Images embedded in the records are excluded; print everything else exactly as given.

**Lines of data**
⁂
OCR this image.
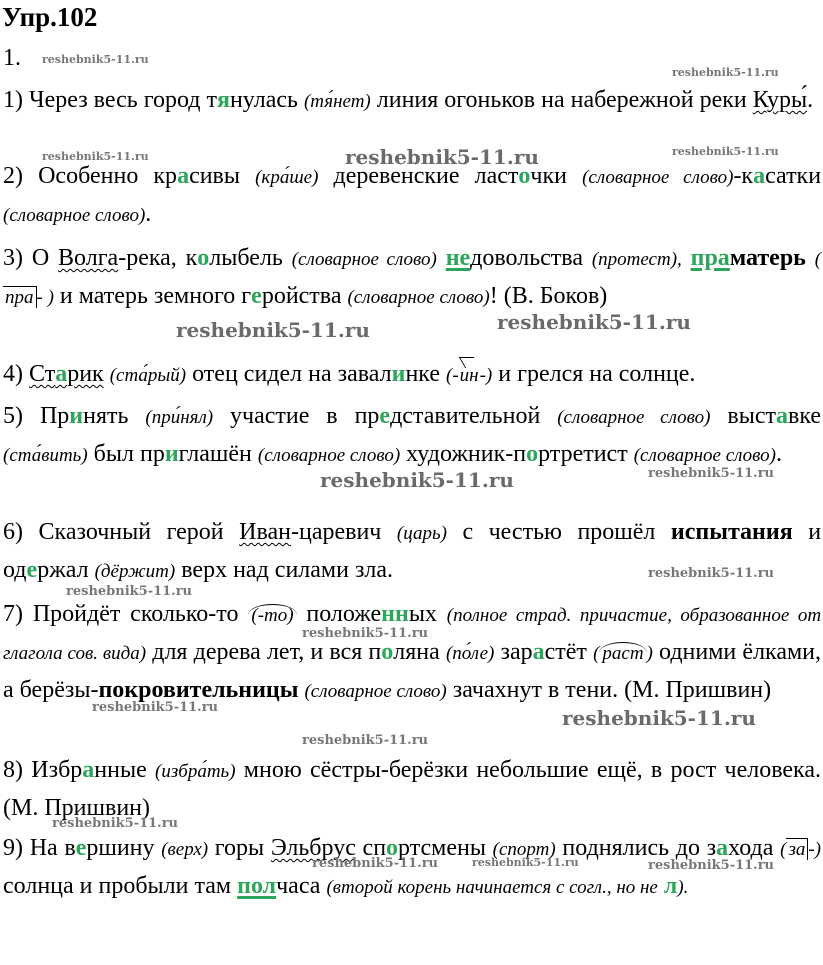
Упр.102
1.

1) Через весь город тянулась (тя́нет) линия огоньков на набережной реки Куры́.

2) Особенно красивы (кра́ше) деревенские ласточки (словарное слово)-касатки (словарное слово).

3) О Волга-река, колыбель (словарное слово) недовольства (протест), праматерь ( пра - ) и матерь земного геройства (словарное слово)! (В. Боков)

4) Старик (ста́рый) отец сидел на завалинке (-ин-) и грелся на солнце.

5) Принять (при́нял) участие в представительной (словарное слово) выставке (ста́вить) был приглашён (словарное слово) художник-портретист (словарное слово).

6) Сказочный герой Иван-царевич (царь) с честью прошёл испытания и одержал (дёржит) верх над силами зла.

7) Пройдёт сколько-то (-то) положенных (полное страд. причастие, образованное от глагола сов. вида) для дерева лет, и вся поляна (по́ле) зарастёт ( раст ) одними ёлками, а берёзы-покровительницы (словарное слово) зачахнут в тени. (М. Пришвин)

8) Избранные (избра́ть) мною сёстры-берёзки небольшие ещё, в рост человека. (М. Пришвин)

9) На вершину (верх) горы Эльбрус спортсмены (спорт) поднялись до захода ( за -) солнца и пробыли там полчаса (второй корень начинается с согл., но не л).

reshebnik5-11.ru
reshebnik5-11.ru
reshebnik5-11.ru	reshebnik5-11.ru	reshebnik5-11.ru
reshebnik5-11.ru	reshebnik5-11.ru
reshebnik5-11.ru	reshebnik5-11.ru
reshebnik5-11.ru
reshebnik5-11.ru
reshebnik5-11.ru
reshebnik5-11.ru	reshebnik5-11.ru
reshebnik5-11.ru
reshebnik5-11.ru
reshebnik5-11.ru	reshebnik5-11.ru	reshebnik5-11.ru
⁂
**Answer to this exercise**
OCR this image.
Упр.102
1.

1) Через весь город тянулась (тя́нет) линия огоньков на набережной реки Куры́.

2) Особенно красивы (кра́ше) деревенские ласточки (словарное слово)-касатки (словарное слово).

3) О Волга-река, колыбель (словарное слово) недовольства (протест), праматерь ( пра - ) и матерь земного геройства (словарное слово)! (В. Боков)

4) Старик (ста́рый) отец сидел на завалинке (-ин-) и грелся на солнце.

5) Принять (при́нял) участие в представительной (словарное слово) выставке (ста́вить) был приглашён (словарное слово) художник-портретист (словарное слово).

6) Сказочный герой Иван-царевич (царь) с честью прошёл испытания и одержал (дёржит) верх над силами зла.

7) Пройдёт сколько-то (-то) положенных (полное страд. причастие, образованное от глагола сов. вида) для дерева лет, и вся поляна (по́ле) зарастёт ( раст ) одними ёлками, а берёзы-покровительницы (словарное слово) зачахнут в тени. (М. Пришвин)

8) Избранные (избра́ть) мною сёстры-берёзки небольшие ещё, в рост человека. (М. Пришвин)

9) На вершину (верх) горы Эльбрус спортсмены (спорт) поднялись до захода ( за -) солнца и пробыли там полчаса (второй корень начинается с согл., но не л).

reshebnik5-11.ru
reshebnik5-11.ru
reshebnik5-11.ru	reshebnik5-11.ru	reshebnik5-11.ru
reshebnik5-11.ru	reshebnik5-11.ru
reshebnik5-11.ru	reshebnik5-11.ru
reshebnik5-11.ru
reshebnik5-11.ru
reshebnik5-11.ru
reshebnik5-11.ru	reshebnik5-11.ru
reshebnik5-11.ru
reshebnik5-11.ru
reshebnik5-11.ru	reshebnik5-11.ru	reshebnik5-11.ru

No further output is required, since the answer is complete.